● **Short task**
Pull out every line of the entries below that contains the string "background", matching case exactly.
..........
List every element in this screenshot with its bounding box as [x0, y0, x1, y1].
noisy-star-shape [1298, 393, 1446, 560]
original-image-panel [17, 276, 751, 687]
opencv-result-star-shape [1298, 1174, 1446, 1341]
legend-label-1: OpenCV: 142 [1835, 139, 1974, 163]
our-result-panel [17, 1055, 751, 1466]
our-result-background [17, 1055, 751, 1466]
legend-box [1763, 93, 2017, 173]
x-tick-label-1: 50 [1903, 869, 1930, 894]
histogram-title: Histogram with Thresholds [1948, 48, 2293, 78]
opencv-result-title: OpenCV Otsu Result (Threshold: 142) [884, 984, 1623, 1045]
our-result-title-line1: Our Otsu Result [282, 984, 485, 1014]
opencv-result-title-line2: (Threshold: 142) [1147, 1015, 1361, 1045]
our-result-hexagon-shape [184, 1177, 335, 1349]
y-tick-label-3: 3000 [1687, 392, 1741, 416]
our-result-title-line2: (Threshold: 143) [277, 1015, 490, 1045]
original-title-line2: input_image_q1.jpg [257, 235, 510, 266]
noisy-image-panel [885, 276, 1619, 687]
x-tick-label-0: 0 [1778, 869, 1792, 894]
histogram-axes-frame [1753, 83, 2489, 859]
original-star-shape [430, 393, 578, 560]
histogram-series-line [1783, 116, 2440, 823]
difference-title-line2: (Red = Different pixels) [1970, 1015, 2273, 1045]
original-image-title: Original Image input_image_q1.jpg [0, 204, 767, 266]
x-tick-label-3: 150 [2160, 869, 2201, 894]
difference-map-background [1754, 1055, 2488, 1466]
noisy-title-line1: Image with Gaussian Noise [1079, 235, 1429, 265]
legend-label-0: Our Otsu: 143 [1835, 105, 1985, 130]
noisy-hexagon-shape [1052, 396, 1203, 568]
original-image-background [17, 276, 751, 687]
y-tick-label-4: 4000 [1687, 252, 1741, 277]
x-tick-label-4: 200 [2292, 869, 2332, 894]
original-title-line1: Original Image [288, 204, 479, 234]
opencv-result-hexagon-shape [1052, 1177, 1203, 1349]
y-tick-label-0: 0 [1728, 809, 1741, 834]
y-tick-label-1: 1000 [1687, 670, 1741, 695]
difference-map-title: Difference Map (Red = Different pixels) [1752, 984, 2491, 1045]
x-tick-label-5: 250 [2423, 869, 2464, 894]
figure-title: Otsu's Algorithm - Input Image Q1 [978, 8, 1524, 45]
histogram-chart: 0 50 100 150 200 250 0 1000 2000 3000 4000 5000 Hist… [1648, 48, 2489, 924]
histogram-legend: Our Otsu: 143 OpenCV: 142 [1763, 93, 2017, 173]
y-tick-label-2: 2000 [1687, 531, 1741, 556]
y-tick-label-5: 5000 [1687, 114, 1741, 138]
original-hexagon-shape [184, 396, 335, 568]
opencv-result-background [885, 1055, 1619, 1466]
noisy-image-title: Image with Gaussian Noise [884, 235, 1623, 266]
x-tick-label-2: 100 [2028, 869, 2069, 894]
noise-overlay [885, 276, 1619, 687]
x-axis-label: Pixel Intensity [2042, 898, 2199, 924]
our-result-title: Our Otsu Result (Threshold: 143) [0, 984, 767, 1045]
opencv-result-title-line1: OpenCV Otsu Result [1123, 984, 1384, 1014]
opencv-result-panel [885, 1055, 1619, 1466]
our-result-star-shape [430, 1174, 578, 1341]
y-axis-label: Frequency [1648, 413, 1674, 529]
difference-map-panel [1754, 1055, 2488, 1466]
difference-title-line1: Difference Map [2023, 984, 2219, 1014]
..........
● **Output for this exercise**
our-result-background [17, 1055, 751, 1466]
difference-map-background [1754, 1055, 2488, 1466]
original-image-background [17, 276, 751, 687]
opencv-result-background [885, 1055, 1619, 1466]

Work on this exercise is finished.